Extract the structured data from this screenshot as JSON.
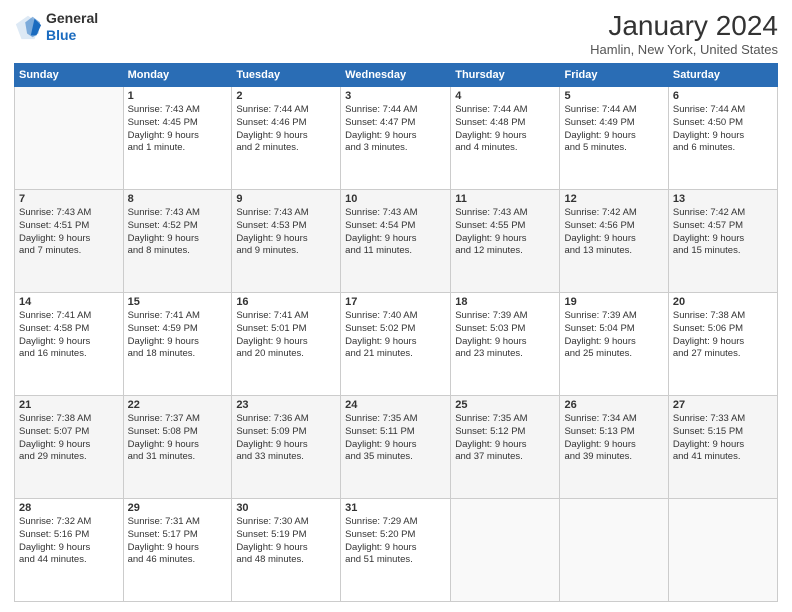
{
  "header": {
    "logo_general": "General",
    "logo_blue": "Blue",
    "month_title": "January 2024",
    "location": "Hamlin, New York, United States"
  },
  "weekdays": [
    "Sunday",
    "Monday",
    "Tuesday",
    "Wednesday",
    "Thursday",
    "Friday",
    "Saturday"
  ],
  "weeks": [
    [
      {
        "day": "",
        "info": ""
      },
      {
        "day": "1",
        "info": "Sunrise: 7:43 AM\nSunset: 4:45 PM\nDaylight: 9 hours\nand 1 minute."
      },
      {
        "day": "2",
        "info": "Sunrise: 7:44 AM\nSunset: 4:46 PM\nDaylight: 9 hours\nand 2 minutes."
      },
      {
        "day": "3",
        "info": "Sunrise: 7:44 AM\nSunset: 4:47 PM\nDaylight: 9 hours\nand 3 minutes."
      },
      {
        "day": "4",
        "info": "Sunrise: 7:44 AM\nSunset: 4:48 PM\nDaylight: 9 hours\nand 4 minutes."
      },
      {
        "day": "5",
        "info": "Sunrise: 7:44 AM\nSunset: 4:49 PM\nDaylight: 9 hours\nand 5 minutes."
      },
      {
        "day": "6",
        "info": "Sunrise: 7:44 AM\nSunset: 4:50 PM\nDaylight: 9 hours\nand 6 minutes."
      }
    ],
    [
      {
        "day": "7",
        "info": "Sunrise: 7:43 AM\nSunset: 4:51 PM\nDaylight: 9 hours\nand 7 minutes."
      },
      {
        "day": "8",
        "info": "Sunrise: 7:43 AM\nSunset: 4:52 PM\nDaylight: 9 hours\nand 8 minutes."
      },
      {
        "day": "9",
        "info": "Sunrise: 7:43 AM\nSunset: 4:53 PM\nDaylight: 9 hours\nand 9 minutes."
      },
      {
        "day": "10",
        "info": "Sunrise: 7:43 AM\nSunset: 4:54 PM\nDaylight: 9 hours\nand 11 minutes."
      },
      {
        "day": "11",
        "info": "Sunrise: 7:43 AM\nSunset: 4:55 PM\nDaylight: 9 hours\nand 12 minutes."
      },
      {
        "day": "12",
        "info": "Sunrise: 7:42 AM\nSunset: 4:56 PM\nDaylight: 9 hours\nand 13 minutes."
      },
      {
        "day": "13",
        "info": "Sunrise: 7:42 AM\nSunset: 4:57 PM\nDaylight: 9 hours\nand 15 minutes."
      }
    ],
    [
      {
        "day": "14",
        "info": "Sunrise: 7:41 AM\nSunset: 4:58 PM\nDaylight: 9 hours\nand 16 minutes."
      },
      {
        "day": "15",
        "info": "Sunrise: 7:41 AM\nSunset: 4:59 PM\nDaylight: 9 hours\nand 18 minutes."
      },
      {
        "day": "16",
        "info": "Sunrise: 7:41 AM\nSunset: 5:01 PM\nDaylight: 9 hours\nand 20 minutes."
      },
      {
        "day": "17",
        "info": "Sunrise: 7:40 AM\nSunset: 5:02 PM\nDaylight: 9 hours\nand 21 minutes."
      },
      {
        "day": "18",
        "info": "Sunrise: 7:39 AM\nSunset: 5:03 PM\nDaylight: 9 hours\nand 23 minutes."
      },
      {
        "day": "19",
        "info": "Sunrise: 7:39 AM\nSunset: 5:04 PM\nDaylight: 9 hours\nand 25 minutes."
      },
      {
        "day": "20",
        "info": "Sunrise: 7:38 AM\nSunset: 5:06 PM\nDaylight: 9 hours\nand 27 minutes."
      }
    ],
    [
      {
        "day": "21",
        "info": "Sunrise: 7:38 AM\nSunset: 5:07 PM\nDaylight: 9 hours\nand 29 minutes."
      },
      {
        "day": "22",
        "info": "Sunrise: 7:37 AM\nSunset: 5:08 PM\nDaylight: 9 hours\nand 31 minutes."
      },
      {
        "day": "23",
        "info": "Sunrise: 7:36 AM\nSunset: 5:09 PM\nDaylight: 9 hours\nand 33 minutes."
      },
      {
        "day": "24",
        "info": "Sunrise: 7:35 AM\nSunset: 5:11 PM\nDaylight: 9 hours\nand 35 minutes."
      },
      {
        "day": "25",
        "info": "Sunrise: 7:35 AM\nSunset: 5:12 PM\nDaylight: 9 hours\nand 37 minutes."
      },
      {
        "day": "26",
        "info": "Sunrise: 7:34 AM\nSunset: 5:13 PM\nDaylight: 9 hours\nand 39 minutes."
      },
      {
        "day": "27",
        "info": "Sunrise: 7:33 AM\nSunset: 5:15 PM\nDaylight: 9 hours\nand 41 minutes."
      }
    ],
    [
      {
        "day": "28",
        "info": "Sunrise: 7:32 AM\nSunset: 5:16 PM\nDaylight: 9 hours\nand 44 minutes."
      },
      {
        "day": "29",
        "info": "Sunrise: 7:31 AM\nSunset: 5:17 PM\nDaylight: 9 hours\nand 46 minutes."
      },
      {
        "day": "30",
        "info": "Sunrise: 7:30 AM\nSunset: 5:19 PM\nDaylight: 9 hours\nand 48 minutes."
      },
      {
        "day": "31",
        "info": "Sunrise: 7:29 AM\nSunset: 5:20 PM\nDaylight: 9 hours\nand 51 minutes."
      },
      {
        "day": "",
        "info": ""
      },
      {
        "day": "",
        "info": ""
      },
      {
        "day": "",
        "info": ""
      }
    ]
  ]
}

▸ SHORT TASK: Your task is to retype all the entries exactly and leave out any pictures.

▸ CORRECT ANSWER:
Extract the structured data from this screenshot as JSON.
{
  "header": {
    "logo_general": "General",
    "logo_blue": "Blue",
    "month_title": "January 2024",
    "location": "Hamlin, New York, United States"
  },
  "weekdays": [
    "Sunday",
    "Monday",
    "Tuesday",
    "Wednesday",
    "Thursday",
    "Friday",
    "Saturday"
  ],
  "weeks": [
    [
      {
        "day": "",
        "info": ""
      },
      {
        "day": "1",
        "info": "Sunrise: 7:43 AM\nSunset: 4:45 PM\nDaylight: 9 hours\nand 1 minute."
      },
      {
        "day": "2",
        "info": "Sunrise: 7:44 AM\nSunset: 4:46 PM\nDaylight: 9 hours\nand 2 minutes."
      },
      {
        "day": "3",
        "info": "Sunrise: 7:44 AM\nSunset: 4:47 PM\nDaylight: 9 hours\nand 3 minutes."
      },
      {
        "day": "4",
        "info": "Sunrise: 7:44 AM\nSunset: 4:48 PM\nDaylight: 9 hours\nand 4 minutes."
      },
      {
        "day": "5",
        "info": "Sunrise: 7:44 AM\nSunset: 4:49 PM\nDaylight: 9 hours\nand 5 minutes."
      },
      {
        "day": "6",
        "info": "Sunrise: 7:44 AM\nSunset: 4:50 PM\nDaylight: 9 hours\nand 6 minutes."
      }
    ],
    [
      {
        "day": "7",
        "info": "Sunrise: 7:43 AM\nSunset: 4:51 PM\nDaylight: 9 hours\nand 7 minutes."
      },
      {
        "day": "8",
        "info": "Sunrise: 7:43 AM\nSunset: 4:52 PM\nDaylight: 9 hours\nand 8 minutes."
      },
      {
        "day": "9",
        "info": "Sunrise: 7:43 AM\nSunset: 4:53 PM\nDaylight: 9 hours\nand 9 minutes."
      },
      {
        "day": "10",
        "info": "Sunrise: 7:43 AM\nSunset: 4:54 PM\nDaylight: 9 hours\nand 11 minutes."
      },
      {
        "day": "11",
        "info": "Sunrise: 7:43 AM\nSunset: 4:55 PM\nDaylight: 9 hours\nand 12 minutes."
      },
      {
        "day": "12",
        "info": "Sunrise: 7:42 AM\nSunset: 4:56 PM\nDaylight: 9 hours\nand 13 minutes."
      },
      {
        "day": "13",
        "info": "Sunrise: 7:42 AM\nSunset: 4:57 PM\nDaylight: 9 hours\nand 15 minutes."
      }
    ],
    [
      {
        "day": "14",
        "info": "Sunrise: 7:41 AM\nSunset: 4:58 PM\nDaylight: 9 hours\nand 16 minutes."
      },
      {
        "day": "15",
        "info": "Sunrise: 7:41 AM\nSunset: 4:59 PM\nDaylight: 9 hours\nand 18 minutes."
      },
      {
        "day": "16",
        "info": "Sunrise: 7:41 AM\nSunset: 5:01 PM\nDaylight: 9 hours\nand 20 minutes."
      },
      {
        "day": "17",
        "info": "Sunrise: 7:40 AM\nSunset: 5:02 PM\nDaylight: 9 hours\nand 21 minutes."
      },
      {
        "day": "18",
        "info": "Sunrise: 7:39 AM\nSunset: 5:03 PM\nDaylight: 9 hours\nand 23 minutes."
      },
      {
        "day": "19",
        "info": "Sunrise: 7:39 AM\nSunset: 5:04 PM\nDaylight: 9 hours\nand 25 minutes."
      },
      {
        "day": "20",
        "info": "Sunrise: 7:38 AM\nSunset: 5:06 PM\nDaylight: 9 hours\nand 27 minutes."
      }
    ],
    [
      {
        "day": "21",
        "info": "Sunrise: 7:38 AM\nSunset: 5:07 PM\nDaylight: 9 hours\nand 29 minutes."
      },
      {
        "day": "22",
        "info": "Sunrise: 7:37 AM\nSunset: 5:08 PM\nDaylight: 9 hours\nand 31 minutes."
      },
      {
        "day": "23",
        "info": "Sunrise: 7:36 AM\nSunset: 5:09 PM\nDaylight: 9 hours\nand 33 minutes."
      },
      {
        "day": "24",
        "info": "Sunrise: 7:35 AM\nSunset: 5:11 PM\nDaylight: 9 hours\nand 35 minutes."
      },
      {
        "day": "25",
        "info": "Sunrise: 7:35 AM\nSunset: 5:12 PM\nDaylight: 9 hours\nand 37 minutes."
      },
      {
        "day": "26",
        "info": "Sunrise: 7:34 AM\nSunset: 5:13 PM\nDaylight: 9 hours\nand 39 minutes."
      },
      {
        "day": "27",
        "info": "Sunrise: 7:33 AM\nSunset: 5:15 PM\nDaylight: 9 hours\nand 41 minutes."
      }
    ],
    [
      {
        "day": "28",
        "info": "Sunrise: 7:32 AM\nSunset: 5:16 PM\nDaylight: 9 hours\nand 44 minutes."
      },
      {
        "day": "29",
        "info": "Sunrise: 7:31 AM\nSunset: 5:17 PM\nDaylight: 9 hours\nand 46 minutes."
      },
      {
        "day": "30",
        "info": "Sunrise: 7:30 AM\nSunset: 5:19 PM\nDaylight: 9 hours\nand 48 minutes."
      },
      {
        "day": "31",
        "info": "Sunrise: 7:29 AM\nSunset: 5:20 PM\nDaylight: 9 hours\nand 51 minutes."
      },
      {
        "day": "",
        "info": ""
      },
      {
        "day": "",
        "info": ""
      },
      {
        "day": "",
        "info": ""
      }
    ]
  ]
}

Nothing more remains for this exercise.